▼
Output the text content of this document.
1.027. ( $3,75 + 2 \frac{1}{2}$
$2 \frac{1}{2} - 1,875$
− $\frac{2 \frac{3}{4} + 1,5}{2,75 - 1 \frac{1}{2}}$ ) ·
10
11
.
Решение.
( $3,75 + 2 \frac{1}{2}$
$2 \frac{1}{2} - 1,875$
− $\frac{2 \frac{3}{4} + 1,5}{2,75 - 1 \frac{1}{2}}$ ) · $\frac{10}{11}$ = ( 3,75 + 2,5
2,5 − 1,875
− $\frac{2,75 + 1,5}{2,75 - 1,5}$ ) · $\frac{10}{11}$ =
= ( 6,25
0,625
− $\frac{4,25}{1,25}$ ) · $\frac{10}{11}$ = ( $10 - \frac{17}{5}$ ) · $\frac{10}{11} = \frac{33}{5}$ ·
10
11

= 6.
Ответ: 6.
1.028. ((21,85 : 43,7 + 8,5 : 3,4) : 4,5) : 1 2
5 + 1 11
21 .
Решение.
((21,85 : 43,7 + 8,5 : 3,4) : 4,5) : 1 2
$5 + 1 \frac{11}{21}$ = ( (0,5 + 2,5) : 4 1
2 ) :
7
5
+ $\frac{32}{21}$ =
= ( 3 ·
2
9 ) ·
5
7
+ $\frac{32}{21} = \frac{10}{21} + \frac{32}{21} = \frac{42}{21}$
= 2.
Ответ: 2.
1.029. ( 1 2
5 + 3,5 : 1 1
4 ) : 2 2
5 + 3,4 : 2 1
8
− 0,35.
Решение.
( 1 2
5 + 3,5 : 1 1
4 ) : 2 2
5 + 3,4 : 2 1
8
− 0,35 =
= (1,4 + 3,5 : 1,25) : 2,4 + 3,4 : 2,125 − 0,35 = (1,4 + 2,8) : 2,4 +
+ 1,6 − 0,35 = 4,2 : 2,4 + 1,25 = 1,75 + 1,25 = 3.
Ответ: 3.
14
▲
▼
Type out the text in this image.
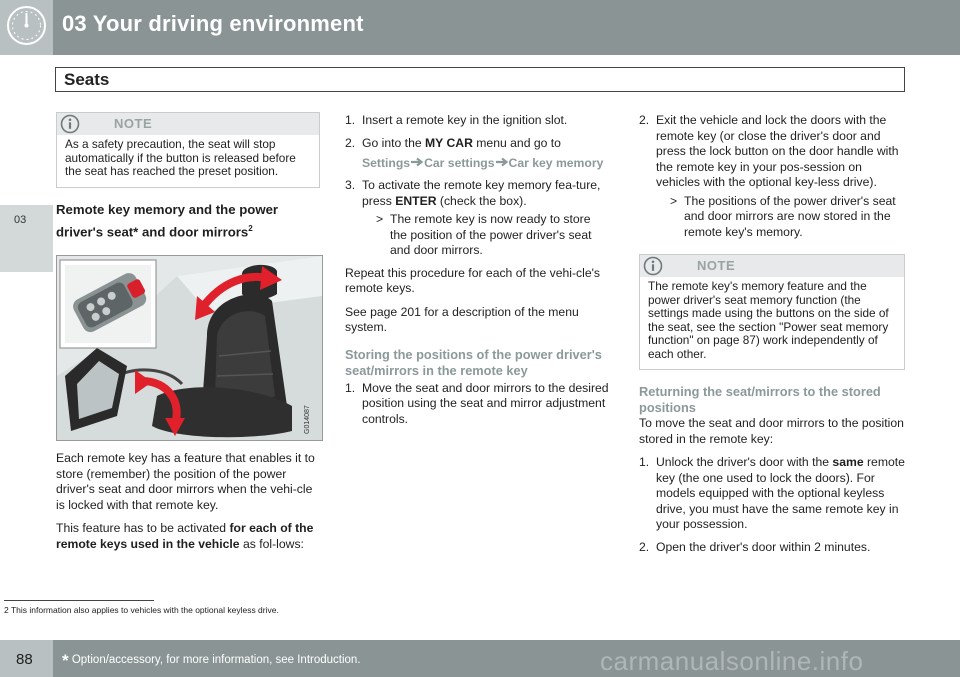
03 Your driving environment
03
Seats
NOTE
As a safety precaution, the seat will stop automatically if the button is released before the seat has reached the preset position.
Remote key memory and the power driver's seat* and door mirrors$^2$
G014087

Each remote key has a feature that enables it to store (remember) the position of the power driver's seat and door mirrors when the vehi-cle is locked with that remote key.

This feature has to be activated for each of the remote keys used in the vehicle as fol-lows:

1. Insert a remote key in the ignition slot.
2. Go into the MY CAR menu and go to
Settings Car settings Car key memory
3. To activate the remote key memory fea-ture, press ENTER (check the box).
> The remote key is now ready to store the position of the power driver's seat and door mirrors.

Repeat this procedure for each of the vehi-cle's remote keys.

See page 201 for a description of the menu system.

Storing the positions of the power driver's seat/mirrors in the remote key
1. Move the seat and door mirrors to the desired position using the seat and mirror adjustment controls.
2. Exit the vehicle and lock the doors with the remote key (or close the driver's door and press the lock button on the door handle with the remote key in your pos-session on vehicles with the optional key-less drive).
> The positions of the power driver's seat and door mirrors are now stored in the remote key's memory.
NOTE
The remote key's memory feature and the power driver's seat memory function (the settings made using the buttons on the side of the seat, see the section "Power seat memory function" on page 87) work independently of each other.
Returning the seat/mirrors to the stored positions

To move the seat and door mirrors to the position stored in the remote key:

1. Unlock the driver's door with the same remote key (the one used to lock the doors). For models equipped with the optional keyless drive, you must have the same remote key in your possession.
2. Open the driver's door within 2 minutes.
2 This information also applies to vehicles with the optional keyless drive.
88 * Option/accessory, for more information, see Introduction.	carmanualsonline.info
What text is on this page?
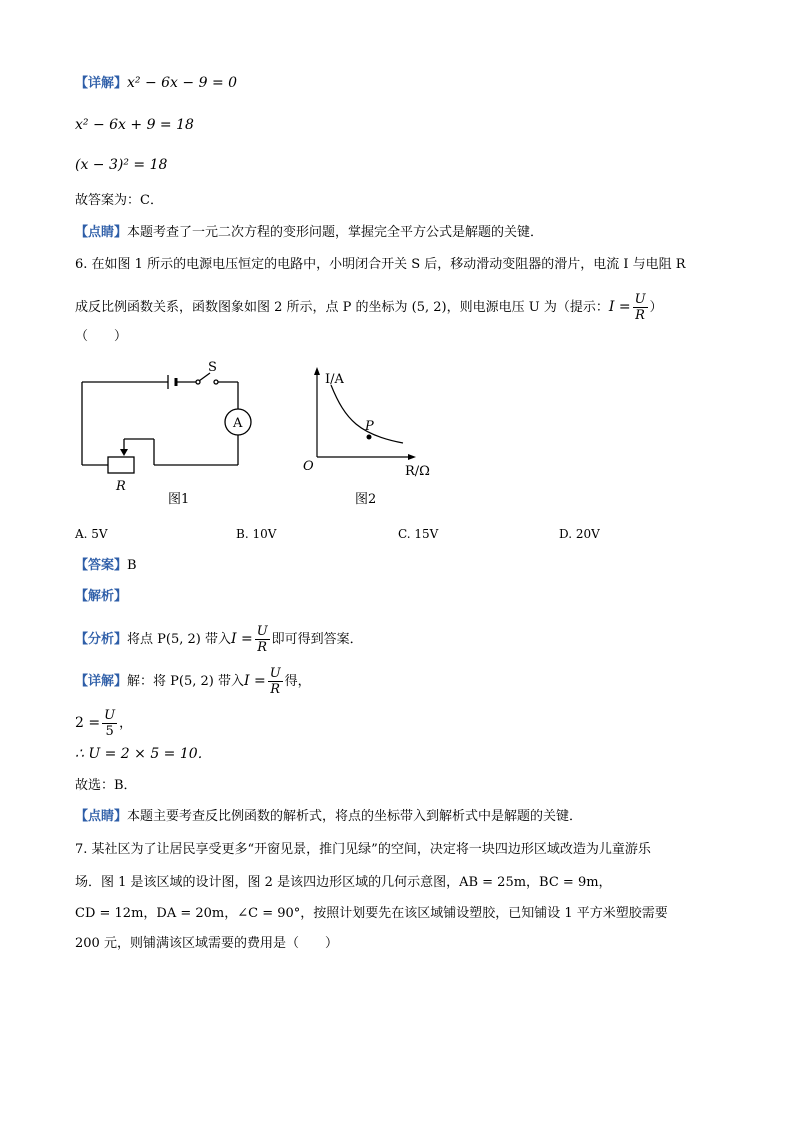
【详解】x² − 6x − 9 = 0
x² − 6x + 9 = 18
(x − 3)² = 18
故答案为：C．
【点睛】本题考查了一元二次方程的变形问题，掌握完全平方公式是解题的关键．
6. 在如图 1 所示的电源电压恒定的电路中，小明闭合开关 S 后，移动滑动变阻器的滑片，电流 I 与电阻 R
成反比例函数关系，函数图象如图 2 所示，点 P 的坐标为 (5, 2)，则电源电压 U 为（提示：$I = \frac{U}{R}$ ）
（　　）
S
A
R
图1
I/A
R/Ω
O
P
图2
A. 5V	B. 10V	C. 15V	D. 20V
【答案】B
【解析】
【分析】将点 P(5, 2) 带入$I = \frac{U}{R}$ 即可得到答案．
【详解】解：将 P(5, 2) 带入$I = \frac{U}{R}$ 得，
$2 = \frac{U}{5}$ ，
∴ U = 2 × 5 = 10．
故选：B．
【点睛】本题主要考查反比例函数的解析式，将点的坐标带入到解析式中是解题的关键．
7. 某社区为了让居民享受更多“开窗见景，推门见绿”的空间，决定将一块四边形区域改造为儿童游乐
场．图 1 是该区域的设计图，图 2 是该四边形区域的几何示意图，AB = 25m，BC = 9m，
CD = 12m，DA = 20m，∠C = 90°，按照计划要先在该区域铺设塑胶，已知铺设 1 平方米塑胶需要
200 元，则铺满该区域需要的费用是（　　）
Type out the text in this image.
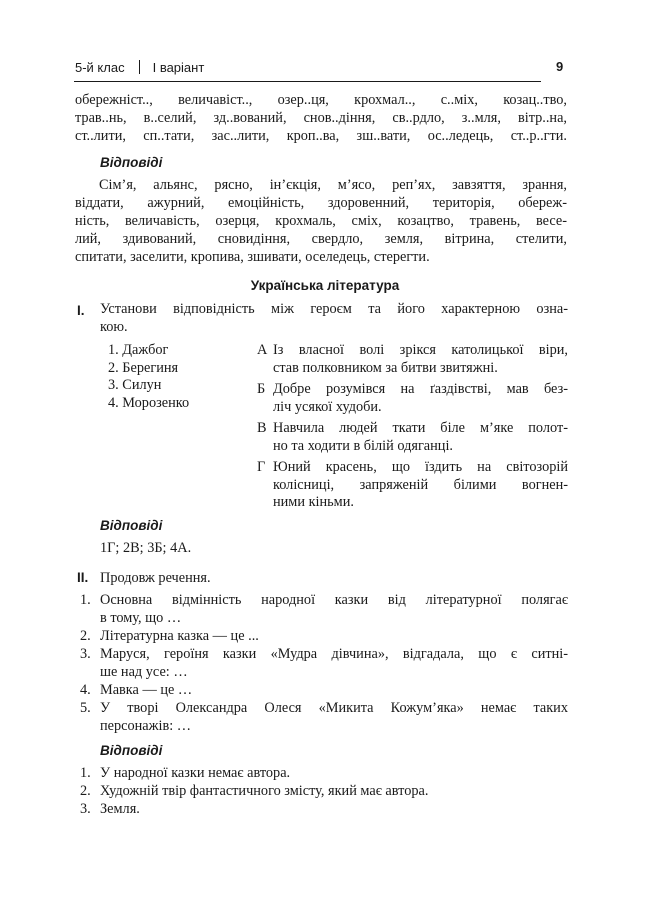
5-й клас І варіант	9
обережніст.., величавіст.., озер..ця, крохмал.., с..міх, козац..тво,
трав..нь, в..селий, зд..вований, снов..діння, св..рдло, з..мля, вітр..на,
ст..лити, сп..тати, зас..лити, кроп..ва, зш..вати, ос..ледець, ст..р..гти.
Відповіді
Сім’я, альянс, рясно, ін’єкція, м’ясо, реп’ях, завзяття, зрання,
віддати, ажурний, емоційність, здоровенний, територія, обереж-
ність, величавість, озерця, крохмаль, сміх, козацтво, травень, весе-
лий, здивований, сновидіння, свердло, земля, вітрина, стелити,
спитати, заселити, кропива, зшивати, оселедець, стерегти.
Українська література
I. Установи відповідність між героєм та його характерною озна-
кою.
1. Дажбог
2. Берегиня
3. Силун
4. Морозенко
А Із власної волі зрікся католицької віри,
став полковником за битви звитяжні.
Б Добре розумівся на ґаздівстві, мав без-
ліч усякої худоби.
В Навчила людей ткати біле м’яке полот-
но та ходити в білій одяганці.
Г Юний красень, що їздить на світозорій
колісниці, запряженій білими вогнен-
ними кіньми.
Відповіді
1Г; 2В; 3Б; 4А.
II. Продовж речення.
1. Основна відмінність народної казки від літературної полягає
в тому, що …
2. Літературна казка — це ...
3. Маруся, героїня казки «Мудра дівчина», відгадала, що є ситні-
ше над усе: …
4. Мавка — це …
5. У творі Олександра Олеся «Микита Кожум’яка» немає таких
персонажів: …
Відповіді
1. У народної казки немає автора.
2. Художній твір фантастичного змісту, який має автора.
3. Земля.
▲
AIM
Looking at the entries above, state how many lines contain "door"; give the number alone.

FULL OUTPUT
9